Short exercise> Extract the entries in their exact form.

━━━━

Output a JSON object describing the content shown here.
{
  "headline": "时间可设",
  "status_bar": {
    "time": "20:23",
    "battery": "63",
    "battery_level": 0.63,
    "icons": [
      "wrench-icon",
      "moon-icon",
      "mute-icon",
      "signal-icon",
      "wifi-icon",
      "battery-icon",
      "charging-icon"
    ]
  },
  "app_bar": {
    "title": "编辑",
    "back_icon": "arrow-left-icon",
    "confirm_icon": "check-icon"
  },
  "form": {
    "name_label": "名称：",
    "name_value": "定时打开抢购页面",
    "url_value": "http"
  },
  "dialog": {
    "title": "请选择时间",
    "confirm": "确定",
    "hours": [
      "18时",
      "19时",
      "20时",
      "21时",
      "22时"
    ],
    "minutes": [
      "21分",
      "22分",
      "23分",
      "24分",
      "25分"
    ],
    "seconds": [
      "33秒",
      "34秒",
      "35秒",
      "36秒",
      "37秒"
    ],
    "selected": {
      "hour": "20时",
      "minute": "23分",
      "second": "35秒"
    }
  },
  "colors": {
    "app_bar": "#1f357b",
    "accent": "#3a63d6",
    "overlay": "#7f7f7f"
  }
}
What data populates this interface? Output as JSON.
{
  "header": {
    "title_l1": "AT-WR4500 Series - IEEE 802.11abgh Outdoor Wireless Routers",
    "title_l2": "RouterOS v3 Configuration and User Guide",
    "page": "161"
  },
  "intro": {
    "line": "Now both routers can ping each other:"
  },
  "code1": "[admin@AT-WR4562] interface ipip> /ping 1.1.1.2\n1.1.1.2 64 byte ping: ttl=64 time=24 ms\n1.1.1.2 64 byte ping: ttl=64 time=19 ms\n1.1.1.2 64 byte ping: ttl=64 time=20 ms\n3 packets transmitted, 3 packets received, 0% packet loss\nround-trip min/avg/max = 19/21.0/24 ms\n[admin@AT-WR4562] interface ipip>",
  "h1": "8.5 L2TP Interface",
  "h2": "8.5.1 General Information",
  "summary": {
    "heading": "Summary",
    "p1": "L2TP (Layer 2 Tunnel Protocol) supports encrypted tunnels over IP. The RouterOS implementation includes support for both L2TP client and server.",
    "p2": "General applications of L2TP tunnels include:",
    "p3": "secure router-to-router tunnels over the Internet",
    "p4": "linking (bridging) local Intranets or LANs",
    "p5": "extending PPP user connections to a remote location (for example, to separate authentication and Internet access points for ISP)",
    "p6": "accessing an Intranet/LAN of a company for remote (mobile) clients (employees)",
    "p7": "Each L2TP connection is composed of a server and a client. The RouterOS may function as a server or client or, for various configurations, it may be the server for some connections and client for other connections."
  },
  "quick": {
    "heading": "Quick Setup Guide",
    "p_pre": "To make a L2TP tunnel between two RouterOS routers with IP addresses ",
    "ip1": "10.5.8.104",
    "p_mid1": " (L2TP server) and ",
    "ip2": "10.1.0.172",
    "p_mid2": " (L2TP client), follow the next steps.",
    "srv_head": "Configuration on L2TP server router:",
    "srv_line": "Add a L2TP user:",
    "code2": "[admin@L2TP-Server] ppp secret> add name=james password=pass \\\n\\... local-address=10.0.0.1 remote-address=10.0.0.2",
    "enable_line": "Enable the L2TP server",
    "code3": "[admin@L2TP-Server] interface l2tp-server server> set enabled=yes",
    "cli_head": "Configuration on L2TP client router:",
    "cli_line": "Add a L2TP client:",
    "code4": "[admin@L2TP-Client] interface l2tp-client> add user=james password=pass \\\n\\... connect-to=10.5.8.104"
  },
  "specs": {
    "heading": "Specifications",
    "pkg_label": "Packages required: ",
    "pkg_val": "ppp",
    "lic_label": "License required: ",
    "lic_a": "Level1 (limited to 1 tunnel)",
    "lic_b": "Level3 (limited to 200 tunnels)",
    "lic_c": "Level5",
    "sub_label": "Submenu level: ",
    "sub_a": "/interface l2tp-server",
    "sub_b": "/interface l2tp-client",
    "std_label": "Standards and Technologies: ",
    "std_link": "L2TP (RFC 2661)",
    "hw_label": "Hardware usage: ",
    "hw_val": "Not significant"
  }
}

━━━━

Reply to the task>
Output a JSON object describing the content shown here.
{
  "headline": "时间可设",
  "status_bar": {
    "time": "20:23",
    "battery": "63",
    "battery_level": 0.63,
    "icons": [
      "wrench-icon",
      "moon-icon",
      "mute-icon",
      "signal-icon",
      "wifi-icon",
      "battery-icon",
      "charging-icon"
    ]
  },
  "app_bar": {
    "title": "编辑",
    "back_icon": "arrow-left-icon",
    "confirm_icon": "check-icon"
  },
  "form": {
    "name_label": "名称：",
    "name_value": "定时打开抢购页面",
    "url_value": "http"
  },
  "dialog": {
    "title": "请选择时间",
    "confirm": "确定",
    "hours": [
      "18时",
      "19时",
      "20时",
      "21时",
      "22时"
    ],
    "minutes": [
      "21分",
      "22分",
      "23分",
      "24分",
      "25分"
    ],
    "seconds": [
      "33秒",
      "34秒",
      "35秒",
      "36秒",
      "37秒"
    ],
    "selected": {
      "hour": "20时",
      "minute": "23分",
      "second": "35秒"
    }
  },
  "colors": {
    "app_bar": "#1f357b",
    "accent": "#3a63d6",
    "overlay": "#7f7f7f"
  }
}
What data populates this interface? Output as JSON.
{
  "header": {
    "title_l1": "AT-WR4500 Series - IEEE 802.11abgh Outdoor Wireless Routers",
    "title_l2": "RouterOS v3 Configuration and User Guide",
    "page": "161"
  },
  "intro": {
    "line": "Now both routers can ping each other:"
  },
  "code1": "[admin@AT-WR4562] interface ipip> /ping 1.1.1.2\n1.1.1.2 64 byte ping: ttl=64 time=24 ms\n1.1.1.2 64 byte ping: ttl=64 time=19 ms\n1.1.1.2 64 byte ping: ttl=64 time=20 ms\n3 packets transmitted, 3 packets received, 0% packet loss\nround-trip min/avg/max = 19/21.0/24 ms\n[admin@AT-WR4562] interface ipip>",
  "h1": "8.5 L2TP Interface",
  "h2": "8.5.1 General Information",
  "summary": {
    "heading": "Summary",
    "p1": "L2TP (Layer 2 Tunnel Protocol) supports encrypted tunnels over IP. The RouterOS implementation includes support for both L2TP client and server.",
    "p2": "General applications of L2TP tunnels include:",
    "p3": "secure router-to-router tunnels over the Internet",
    "p4": "linking (bridging) local Intranets or LANs",
    "p5": "extending PPP user connections to a remote location (for example, to separate authentication and Internet access points for ISP)",
    "p6": "accessing an Intranet/LAN of a company for remote (mobile) clients (employees)",
    "p7": "Each L2TP connection is composed of a server and a client. The RouterOS may function as a server or client or, for various configurations, it may be the server for some connections and client for other connections."
  },
  "quick": {
    "heading": "Quick Setup Guide",
    "p_pre": "To make a L2TP tunnel between two RouterOS routers with IP addresses ",
    "ip1": "10.5.8.104",
    "p_mid1": " (L2TP server) and ",
    "ip2": "10.1.0.172",
    "p_mid2": " (L2TP client), follow the next steps.",
    "srv_head": "Configuration on L2TP server router:",
    "srv_line": "Add a L2TP user:",
    "code2": "[admin@L2TP-Server] ppp secret> add name=james password=pass \\\n\\... local-address=10.0.0.1 remote-address=10.0.0.2",
    "enable_line": "Enable the L2TP server",
    "code3": "[admin@L2TP-Server] interface l2tp-server server> set enabled=yes",
    "cli_head": "Configuration on L2TP client router:",
    "cli_line": "Add a L2TP client:",
    "code4": "[admin@L2TP-Client] interface l2tp-client> add user=james password=pass \\\n\\... connect-to=10.5.8.104"
  },
  "specs": {
    "heading": "Specifications",
    "pkg_label": "Packages required: ",
    "pkg_val": "ppp",
    "lic_label": "License required: ",
    "lic_a": "Level1 (limited to 1 tunnel)",
    "lic_b": "Level3 (limited to 200 tunnels)",
    "lic_c": "Level5",
    "sub_label": "Submenu level: ",
    "sub_a": "/interface l2tp-server",
    "sub_b": "/interface l2tp-client",
    "std_label": "Standards and Technologies: ",
    "std_link": "L2TP (RFC 2661)",
    "hw_label": "Hardware usage: ",
    "hw_val": "Not significant"
  }
}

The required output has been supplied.